** GIVEN TASK **
Look through the lines below and state how many hold the word "Temp". Write only the number.

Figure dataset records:
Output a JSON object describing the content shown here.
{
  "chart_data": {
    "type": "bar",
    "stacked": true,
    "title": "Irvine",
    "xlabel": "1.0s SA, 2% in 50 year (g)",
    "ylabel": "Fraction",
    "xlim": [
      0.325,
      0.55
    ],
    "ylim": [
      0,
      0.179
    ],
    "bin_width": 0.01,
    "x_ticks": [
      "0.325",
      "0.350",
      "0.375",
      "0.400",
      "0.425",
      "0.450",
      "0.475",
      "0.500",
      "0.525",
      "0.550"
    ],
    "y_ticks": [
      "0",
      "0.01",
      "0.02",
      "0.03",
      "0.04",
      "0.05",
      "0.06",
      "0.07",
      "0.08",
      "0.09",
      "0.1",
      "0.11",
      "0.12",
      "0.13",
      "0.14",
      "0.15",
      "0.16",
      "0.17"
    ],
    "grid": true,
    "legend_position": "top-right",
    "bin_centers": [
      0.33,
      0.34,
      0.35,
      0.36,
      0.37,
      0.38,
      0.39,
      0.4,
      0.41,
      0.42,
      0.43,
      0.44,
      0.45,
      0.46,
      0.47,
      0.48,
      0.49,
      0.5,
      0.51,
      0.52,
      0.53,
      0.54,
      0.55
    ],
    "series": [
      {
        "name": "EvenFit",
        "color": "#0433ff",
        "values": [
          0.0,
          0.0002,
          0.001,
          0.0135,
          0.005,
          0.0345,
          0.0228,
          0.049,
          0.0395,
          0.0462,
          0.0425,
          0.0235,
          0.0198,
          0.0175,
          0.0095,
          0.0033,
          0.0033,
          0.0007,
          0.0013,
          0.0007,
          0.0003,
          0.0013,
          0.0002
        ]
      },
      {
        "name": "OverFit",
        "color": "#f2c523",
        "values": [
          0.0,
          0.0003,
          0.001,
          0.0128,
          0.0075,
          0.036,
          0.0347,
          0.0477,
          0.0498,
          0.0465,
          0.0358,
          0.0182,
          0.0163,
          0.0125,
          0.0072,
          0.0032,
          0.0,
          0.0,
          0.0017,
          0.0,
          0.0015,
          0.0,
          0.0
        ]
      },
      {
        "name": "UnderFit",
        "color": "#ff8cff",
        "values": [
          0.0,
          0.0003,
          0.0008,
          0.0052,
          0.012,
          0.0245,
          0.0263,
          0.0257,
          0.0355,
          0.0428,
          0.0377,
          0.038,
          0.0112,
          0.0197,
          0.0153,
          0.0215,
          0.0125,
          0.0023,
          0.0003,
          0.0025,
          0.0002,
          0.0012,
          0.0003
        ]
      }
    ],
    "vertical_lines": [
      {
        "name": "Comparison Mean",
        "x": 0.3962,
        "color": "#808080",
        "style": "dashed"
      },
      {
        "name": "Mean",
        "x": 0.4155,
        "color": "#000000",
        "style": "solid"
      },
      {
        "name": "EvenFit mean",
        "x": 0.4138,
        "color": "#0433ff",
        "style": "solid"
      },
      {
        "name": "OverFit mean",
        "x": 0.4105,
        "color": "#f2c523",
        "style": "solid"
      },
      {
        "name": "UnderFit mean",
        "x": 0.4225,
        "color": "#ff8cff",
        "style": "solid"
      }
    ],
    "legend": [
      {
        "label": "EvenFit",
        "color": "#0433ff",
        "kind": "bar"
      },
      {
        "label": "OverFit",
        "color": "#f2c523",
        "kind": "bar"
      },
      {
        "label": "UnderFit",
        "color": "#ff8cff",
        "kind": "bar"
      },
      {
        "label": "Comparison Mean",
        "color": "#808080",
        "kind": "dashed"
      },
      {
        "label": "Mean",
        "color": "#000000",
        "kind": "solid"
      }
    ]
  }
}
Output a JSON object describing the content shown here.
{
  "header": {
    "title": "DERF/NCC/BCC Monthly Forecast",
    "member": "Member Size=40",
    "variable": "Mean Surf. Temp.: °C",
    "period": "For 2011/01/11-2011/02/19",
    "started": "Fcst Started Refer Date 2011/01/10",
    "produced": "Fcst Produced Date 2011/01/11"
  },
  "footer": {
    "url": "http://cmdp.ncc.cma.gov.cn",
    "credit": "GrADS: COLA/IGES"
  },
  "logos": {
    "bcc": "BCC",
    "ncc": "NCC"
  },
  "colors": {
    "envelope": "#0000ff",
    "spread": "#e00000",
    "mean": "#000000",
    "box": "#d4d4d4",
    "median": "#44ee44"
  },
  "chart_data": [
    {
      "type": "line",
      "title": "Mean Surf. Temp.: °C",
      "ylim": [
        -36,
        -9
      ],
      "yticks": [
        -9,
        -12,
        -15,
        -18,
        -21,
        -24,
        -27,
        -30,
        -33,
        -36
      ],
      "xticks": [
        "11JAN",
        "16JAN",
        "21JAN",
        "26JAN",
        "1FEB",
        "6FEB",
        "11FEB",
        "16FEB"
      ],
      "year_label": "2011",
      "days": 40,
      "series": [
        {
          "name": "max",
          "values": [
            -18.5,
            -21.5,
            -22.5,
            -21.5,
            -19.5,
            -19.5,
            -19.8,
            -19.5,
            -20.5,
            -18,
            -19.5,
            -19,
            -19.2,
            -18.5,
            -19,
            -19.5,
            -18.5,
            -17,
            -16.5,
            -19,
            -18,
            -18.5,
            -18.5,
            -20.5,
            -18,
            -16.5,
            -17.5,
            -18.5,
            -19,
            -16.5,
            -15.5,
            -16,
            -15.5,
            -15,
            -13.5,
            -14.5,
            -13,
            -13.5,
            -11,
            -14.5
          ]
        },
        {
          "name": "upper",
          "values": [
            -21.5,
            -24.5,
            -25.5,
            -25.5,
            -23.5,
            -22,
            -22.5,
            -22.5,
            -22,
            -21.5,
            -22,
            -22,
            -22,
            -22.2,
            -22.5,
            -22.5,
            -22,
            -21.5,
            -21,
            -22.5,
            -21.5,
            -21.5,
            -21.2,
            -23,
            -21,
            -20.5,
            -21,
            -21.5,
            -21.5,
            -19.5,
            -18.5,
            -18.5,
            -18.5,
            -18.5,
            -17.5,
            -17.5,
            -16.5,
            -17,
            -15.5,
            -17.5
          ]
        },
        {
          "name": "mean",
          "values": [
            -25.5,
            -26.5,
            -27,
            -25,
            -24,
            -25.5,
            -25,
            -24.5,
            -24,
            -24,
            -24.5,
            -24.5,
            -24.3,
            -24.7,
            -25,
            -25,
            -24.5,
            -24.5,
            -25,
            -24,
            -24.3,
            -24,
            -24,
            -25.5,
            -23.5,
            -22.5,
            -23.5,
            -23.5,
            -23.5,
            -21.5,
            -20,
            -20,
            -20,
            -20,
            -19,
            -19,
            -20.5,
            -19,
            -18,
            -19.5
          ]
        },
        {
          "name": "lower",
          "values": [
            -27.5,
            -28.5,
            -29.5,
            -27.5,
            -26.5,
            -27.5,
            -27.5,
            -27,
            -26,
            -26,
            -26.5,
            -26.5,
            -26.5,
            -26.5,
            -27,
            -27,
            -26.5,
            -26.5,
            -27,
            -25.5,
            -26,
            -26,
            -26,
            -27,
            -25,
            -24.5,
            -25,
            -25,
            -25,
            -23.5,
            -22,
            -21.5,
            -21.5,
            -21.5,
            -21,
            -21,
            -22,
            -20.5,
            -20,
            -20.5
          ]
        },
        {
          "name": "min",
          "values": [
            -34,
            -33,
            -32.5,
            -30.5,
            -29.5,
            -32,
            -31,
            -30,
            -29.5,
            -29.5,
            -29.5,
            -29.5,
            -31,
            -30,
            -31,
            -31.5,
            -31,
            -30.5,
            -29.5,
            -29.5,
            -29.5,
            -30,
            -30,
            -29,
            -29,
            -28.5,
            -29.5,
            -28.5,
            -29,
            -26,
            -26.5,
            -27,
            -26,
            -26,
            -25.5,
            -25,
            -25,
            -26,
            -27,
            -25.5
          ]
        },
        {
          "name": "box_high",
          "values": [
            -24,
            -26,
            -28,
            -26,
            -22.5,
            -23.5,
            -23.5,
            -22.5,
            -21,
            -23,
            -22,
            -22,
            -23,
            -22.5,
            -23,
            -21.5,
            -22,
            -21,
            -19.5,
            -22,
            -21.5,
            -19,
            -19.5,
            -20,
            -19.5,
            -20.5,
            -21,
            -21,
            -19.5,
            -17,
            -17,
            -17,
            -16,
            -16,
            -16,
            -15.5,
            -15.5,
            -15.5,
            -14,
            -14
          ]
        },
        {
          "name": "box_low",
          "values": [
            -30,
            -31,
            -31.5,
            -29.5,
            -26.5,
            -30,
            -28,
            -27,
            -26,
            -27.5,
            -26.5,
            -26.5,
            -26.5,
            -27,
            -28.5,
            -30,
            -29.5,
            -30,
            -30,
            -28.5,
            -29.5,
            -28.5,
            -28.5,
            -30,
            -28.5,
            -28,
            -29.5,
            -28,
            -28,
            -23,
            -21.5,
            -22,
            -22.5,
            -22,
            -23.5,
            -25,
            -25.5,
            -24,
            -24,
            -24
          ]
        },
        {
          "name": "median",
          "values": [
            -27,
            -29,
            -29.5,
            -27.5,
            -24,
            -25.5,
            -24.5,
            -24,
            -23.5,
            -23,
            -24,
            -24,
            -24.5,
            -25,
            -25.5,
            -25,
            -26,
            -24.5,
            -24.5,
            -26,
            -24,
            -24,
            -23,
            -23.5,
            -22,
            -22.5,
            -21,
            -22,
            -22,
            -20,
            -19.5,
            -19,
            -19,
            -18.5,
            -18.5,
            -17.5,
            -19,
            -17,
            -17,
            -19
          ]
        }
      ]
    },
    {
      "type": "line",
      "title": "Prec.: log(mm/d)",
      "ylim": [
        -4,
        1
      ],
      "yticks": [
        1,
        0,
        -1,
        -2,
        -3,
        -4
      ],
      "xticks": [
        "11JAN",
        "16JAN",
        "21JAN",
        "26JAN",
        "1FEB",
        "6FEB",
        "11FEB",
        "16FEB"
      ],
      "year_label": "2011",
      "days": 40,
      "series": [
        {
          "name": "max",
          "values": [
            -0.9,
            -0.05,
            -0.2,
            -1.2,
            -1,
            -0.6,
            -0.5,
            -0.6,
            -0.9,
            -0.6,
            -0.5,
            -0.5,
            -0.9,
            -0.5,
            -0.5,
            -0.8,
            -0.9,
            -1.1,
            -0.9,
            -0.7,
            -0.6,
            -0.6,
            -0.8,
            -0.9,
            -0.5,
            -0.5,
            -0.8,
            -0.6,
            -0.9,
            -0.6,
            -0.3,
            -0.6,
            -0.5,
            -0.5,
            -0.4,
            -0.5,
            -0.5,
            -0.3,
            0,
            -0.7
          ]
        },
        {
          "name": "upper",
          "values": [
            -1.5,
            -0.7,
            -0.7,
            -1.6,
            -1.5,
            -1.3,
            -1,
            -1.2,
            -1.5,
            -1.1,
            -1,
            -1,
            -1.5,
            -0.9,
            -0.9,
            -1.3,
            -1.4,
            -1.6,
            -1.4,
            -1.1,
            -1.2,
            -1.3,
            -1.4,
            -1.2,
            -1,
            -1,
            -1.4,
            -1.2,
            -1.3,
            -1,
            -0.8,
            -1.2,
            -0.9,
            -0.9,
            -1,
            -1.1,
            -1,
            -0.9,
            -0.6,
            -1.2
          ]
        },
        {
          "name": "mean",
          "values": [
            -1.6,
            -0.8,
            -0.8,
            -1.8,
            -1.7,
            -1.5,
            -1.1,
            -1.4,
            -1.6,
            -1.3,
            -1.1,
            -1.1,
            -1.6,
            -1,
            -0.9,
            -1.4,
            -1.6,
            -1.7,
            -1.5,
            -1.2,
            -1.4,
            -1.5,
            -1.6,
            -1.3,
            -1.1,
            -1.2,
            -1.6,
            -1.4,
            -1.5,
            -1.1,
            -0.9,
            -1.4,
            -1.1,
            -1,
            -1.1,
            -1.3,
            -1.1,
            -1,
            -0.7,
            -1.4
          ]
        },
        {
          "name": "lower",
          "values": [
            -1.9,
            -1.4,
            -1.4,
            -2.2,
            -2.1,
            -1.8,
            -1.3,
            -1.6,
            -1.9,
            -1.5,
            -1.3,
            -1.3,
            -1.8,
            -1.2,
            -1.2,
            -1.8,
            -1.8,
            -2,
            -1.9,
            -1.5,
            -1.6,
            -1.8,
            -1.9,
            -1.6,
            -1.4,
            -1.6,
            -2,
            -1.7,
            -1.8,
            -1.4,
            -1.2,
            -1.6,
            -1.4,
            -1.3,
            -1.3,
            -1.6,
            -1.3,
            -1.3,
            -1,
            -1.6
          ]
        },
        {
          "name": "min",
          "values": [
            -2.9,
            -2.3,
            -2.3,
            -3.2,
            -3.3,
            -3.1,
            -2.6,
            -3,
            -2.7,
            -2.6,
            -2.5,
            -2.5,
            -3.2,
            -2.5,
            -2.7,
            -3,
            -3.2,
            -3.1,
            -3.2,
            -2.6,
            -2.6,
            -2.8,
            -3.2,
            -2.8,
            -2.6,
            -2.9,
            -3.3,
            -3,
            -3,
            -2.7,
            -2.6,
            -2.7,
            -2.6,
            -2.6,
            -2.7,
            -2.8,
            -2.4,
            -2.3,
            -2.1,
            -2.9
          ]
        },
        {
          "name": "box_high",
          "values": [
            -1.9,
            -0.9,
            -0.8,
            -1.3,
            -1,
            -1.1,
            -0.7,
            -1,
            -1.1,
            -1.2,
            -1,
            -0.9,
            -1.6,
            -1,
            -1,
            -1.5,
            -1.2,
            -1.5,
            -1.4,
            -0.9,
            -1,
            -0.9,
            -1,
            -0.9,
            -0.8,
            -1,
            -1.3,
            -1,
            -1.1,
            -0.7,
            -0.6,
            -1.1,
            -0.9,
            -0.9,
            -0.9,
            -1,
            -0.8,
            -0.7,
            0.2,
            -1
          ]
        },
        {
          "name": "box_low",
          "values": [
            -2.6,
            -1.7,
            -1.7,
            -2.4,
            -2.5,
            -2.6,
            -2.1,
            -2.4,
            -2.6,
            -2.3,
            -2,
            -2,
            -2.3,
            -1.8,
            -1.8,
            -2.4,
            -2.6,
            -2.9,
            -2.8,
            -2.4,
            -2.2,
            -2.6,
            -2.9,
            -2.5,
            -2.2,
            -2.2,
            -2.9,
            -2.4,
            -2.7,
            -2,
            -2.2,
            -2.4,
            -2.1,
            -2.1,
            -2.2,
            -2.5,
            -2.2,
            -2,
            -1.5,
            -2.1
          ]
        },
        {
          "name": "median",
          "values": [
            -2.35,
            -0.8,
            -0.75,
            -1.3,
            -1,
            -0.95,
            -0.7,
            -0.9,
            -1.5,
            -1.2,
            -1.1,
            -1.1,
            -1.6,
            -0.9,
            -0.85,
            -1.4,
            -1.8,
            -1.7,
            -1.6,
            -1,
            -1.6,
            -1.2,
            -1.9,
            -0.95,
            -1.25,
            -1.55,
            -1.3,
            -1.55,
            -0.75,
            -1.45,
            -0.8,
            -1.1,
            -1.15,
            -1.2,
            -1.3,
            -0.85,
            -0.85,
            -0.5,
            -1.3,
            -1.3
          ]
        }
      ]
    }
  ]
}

** RESULT OF THE TASK **
2